> _Given exercise_: Omit all pictures. Copy the rest of the material exactly.

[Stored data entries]
________________________
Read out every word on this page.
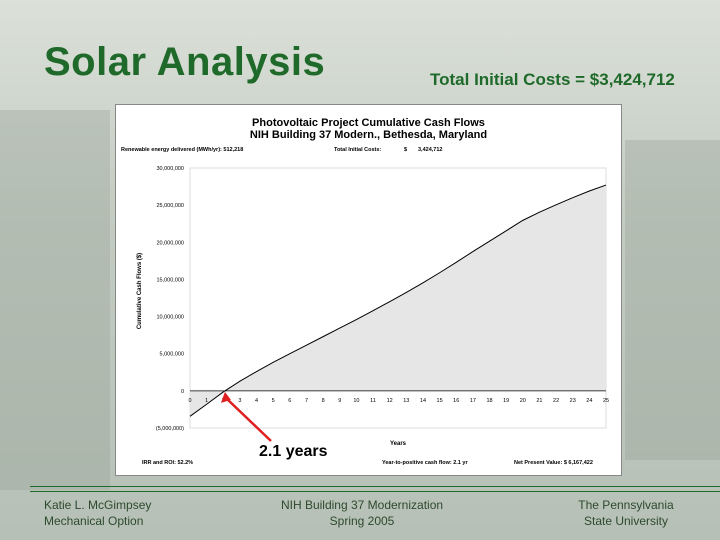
Solar Analysis	Total Initial Costs = $3,424,712
Photovoltaic Project Cumulative Cash Flows
NIH Building 37 Modern., Bethesda, Maryland
Renewable energy delivered (MWh/yr): 512,218	Total Initial Costs:	$ 3,424,712
IRR and ROI: 52.2%	Year-to-positive cash flow: 2.1 yr	Net Present Value: $ 6,167,422
30,000,000
25,000,000
20,000,000
15,000,000
10,000,000
5,000,000
0
(5,000,000)
0 1	3 4 5 6 7 8 9 10 11 12 13 14 15 16 17 18 19 20 21 22 23 24 25
Cumulative Cash Flows ($)
Years
2.1 years
Katie L. McGimpsey
Mechanical Option
NIH Building 37 Modernization
Spring 2005
The Pennsylvania
State University
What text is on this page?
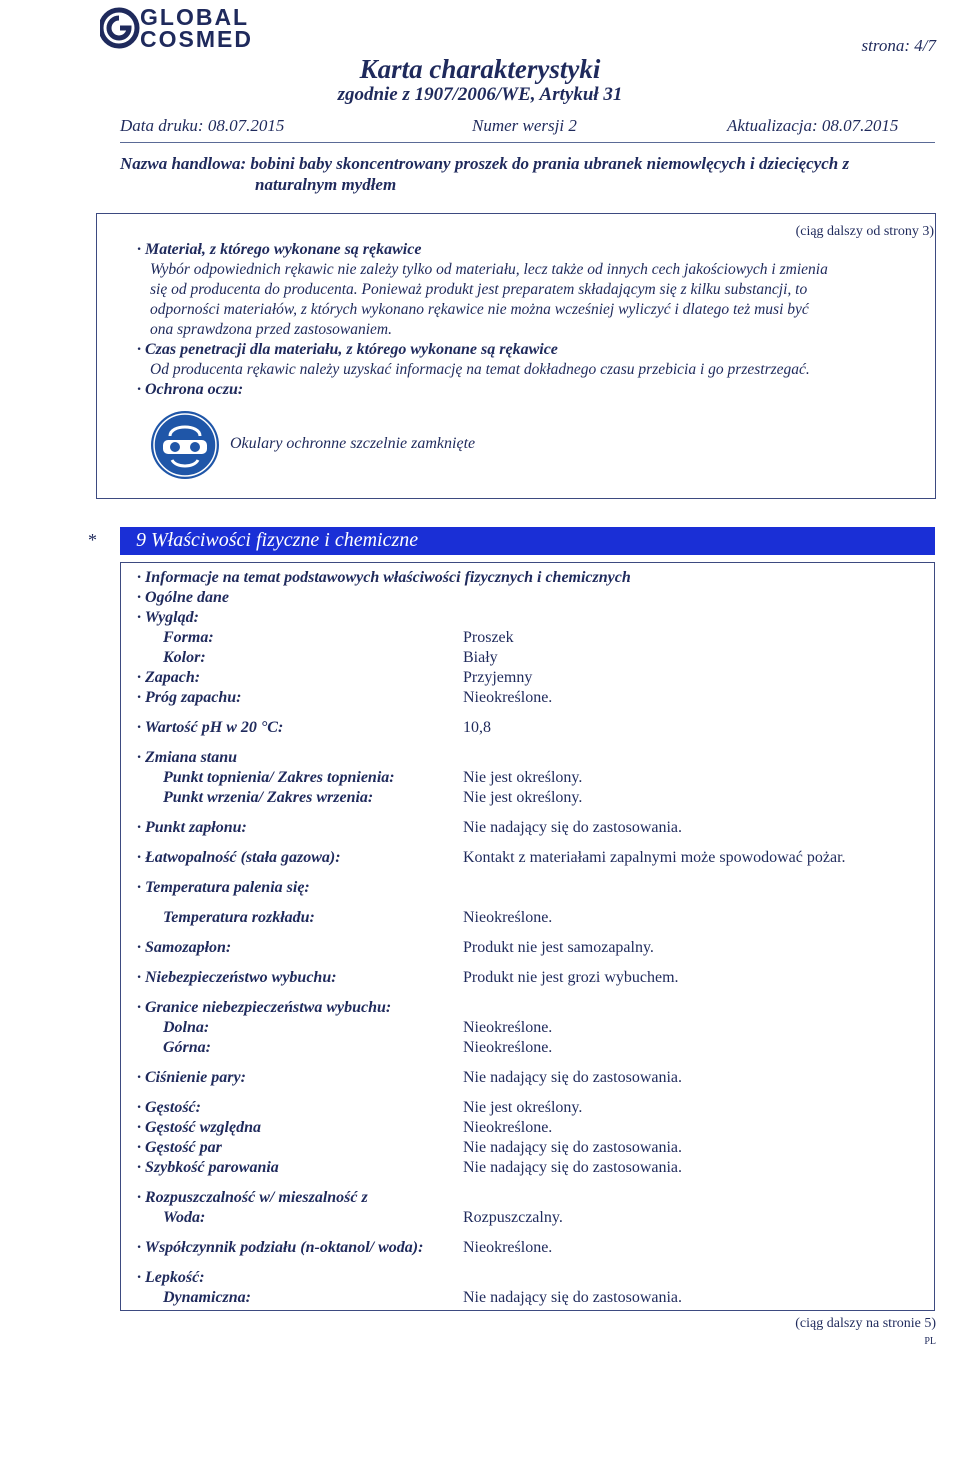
GLOBAL
COSMED	strona: 4/7
Karta charakterystyki
zgodnie z 1907/2006/WE, Artykuł 31
Data druku: 08.07.2015	Numer wersji 2	Aktualizacja: 08.07.2015
Nazwa handlowa: bobini baby skoncentrowany proszek do prania ubranek niemowlęcych i dziecięcych z
naturalnym mydłem
(ciąg dalszy od strony 3)
· Materiał, z którego wykonane są rękawice
Wybór odpowiednich rękawic nie zależy tylko od materiału, lecz także od innych cech jakościowych i zmienia
się od producenta do producenta. Ponieważ produkt jest preparatem składającym się z kilku substancji, to
odporności materiałów, z których wykonano rękawice nie można wcześniej wyliczyć i dlatego też musi być
ona sprawdzona przed zastosowaniem.
· Czas penetracji dla materiału, z którego wykonane są rękawice
Od producenta rękawic należy uzyskać informację na temat dokładnego czasu przebicia i go przestrzegać.
· Ochrona oczu:
Okulary ochronne szczelnie zamknięte
* 9 Właściwości fizyczne i chemiczne
· Informacje na temat podstawowych właściwości fizycznych i chemicznych
· Ogólne dane
· Wygląd:
Forma:	Proszek
Kolor:	Biały
· Zapach:	Przyjemny
· Próg zapachu:	Nieokreślone.
· Wartość pH w 20 °C:	10,8
· Zmiana stanu
Punkt topnienia/ Zakres topnienia:	Nie jest określony.
Punkt wrzenia/ Zakres wrzenia:	Nie jest określony.
· Punkt zapłonu:	Nie nadający się do zastosowania.
· Łatwopalność (stała gazowa):	Kontakt z materiałami zapalnymi może spowodować pożar.
· Temperatura palenia się:
Temperatura rozkładu:	Nieokreślone.
· Samozapłon:	Produkt nie jest samozapalny.
· Niebezpieczeństwo wybuchu:	Produkt nie jest grozi wybuchem.
· Granice niebezpieczeństwa wybuchu:
Dolna:	Nieokreślone.
Górna:	Nieokreślone.
· Ciśnienie pary:	Nie nadający się do zastosowania.
· Gęstość:	Nie jest określony.
· Gęstość względna	Nieokreślone.
· Gęstość par	Nie nadający się do zastosowania.
· Szybkość parowania	Nie nadający się do zastosowania.
· Rozpuszczalność w/ mieszalność z
Woda:	Rozpuszczalny.
· Współczynnik podziału (n-oktanol/ woda): Nieokreślone.
· Lepkość:
Dynamiczna:	Nie nadający się do zastosowania.
(ciąg dalszy na stronie 5)
PL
________________________
> _Exercise result_:
Read out every word on this page.
Solar Analysis	Total Initial Costs = $3,424,712
Photovoltaic Project Cumulative Cash Flows
NIH Building 37 Modern., Bethesda, Maryland
Renewable energy delivered (MWh/yr): 512,218	Total Initial Costs:	$ 3,424,712
IRR and ROI: 52.2%	Year-to-positive cash flow: 2.1 yr	Net Present Value: $ 6,167,422
30,000,000
25,000,000
20,000,000
15,000,000
10,000,000
5,000,000
0
(5,000,000)
0 1	3 4 5 6 7 8 9 10 11 12 13 14 15 16 17 18 19 20 21 22 23 24 25
Cumulative Cash Flows ($)
Years
2.1 years
Katie L. McGimpsey
Mechanical Option
NIH Building 37 Modernization
Spring 2005
The Pennsylvania
State University
What text is on this page?
GLOBAL
COSMED	strona: 4/7
Karta charakterystyki
zgodnie z 1907/2006/WE, Artykuł 31
Data druku: 08.07.2015	Numer wersji 2	Aktualizacja: 08.07.2015
Nazwa handlowa: bobini baby skoncentrowany proszek do prania ubranek niemowlęcych i dziecięcych z
naturalnym mydłem
(ciąg dalszy od strony 3)
· Materiał, z którego wykonane są rękawice
Wybór odpowiednich rękawic nie zależy tylko od materiału, lecz także od innych cech jakościowych i zmienia
się od producenta do producenta. Ponieważ produkt jest preparatem składającym się z kilku substancji, to
odporności materiałów, z których wykonano rękawice nie można wcześniej wyliczyć i dlatego też musi być
ona sprawdzona przed zastosowaniem.
· Czas penetracji dla materiału, z którego wykonane są rękawice
Od producenta rękawic należy uzyskać informację na temat dokładnego czasu przebicia i go przestrzegać.
· Ochrona oczu:
Okulary ochronne szczelnie zamknięte
* 9 Właściwości fizyczne i chemiczne
· Informacje na temat podstawowych właściwości fizycznych i chemicznych
· Ogólne dane
· Wygląd:
Forma:	Proszek
Kolor:	Biały
· Zapach:	Przyjemny
· Próg zapachu:	Nieokreślone.
· Wartość pH w 20 °C:	10,8
· Zmiana stanu
Punkt topnienia/ Zakres topnienia:	Nie jest określony.
Punkt wrzenia/ Zakres wrzenia:	Nie jest określony.
· Punkt zapłonu:	Nie nadający się do zastosowania.
· Łatwopalność (stała gazowa):	Kontakt z materiałami zapalnymi może spowodować pożar.
· Temperatura palenia się:
Temperatura rozkładu:	Nieokreślone.
· Samozapłon:	Produkt nie jest samozapalny.
· Niebezpieczeństwo wybuchu:	Produkt nie jest grozi wybuchem.
· Granice niebezpieczeństwa wybuchu:
Dolna:	Nieokreślone.
Górna:	Nieokreślone.
· Ciśnienie pary:	Nie nadający się do zastosowania.
· Gęstość:	Nie jest określony.
· Gęstość względna	Nieokreślone.
· Gęstość par	Nie nadający się do zastosowania.
· Szybkość parowania	Nie nadający się do zastosowania.
· Rozpuszczalność w/ mieszalność z
Woda:	Rozpuszczalny.
· Współczynnik podziału (n-oktanol/ woda): Nieokreślone.
· Lepkość:
Dynamiczna:	Nie nadający się do zastosowania.
(ciąg dalszy na stronie 5)
PL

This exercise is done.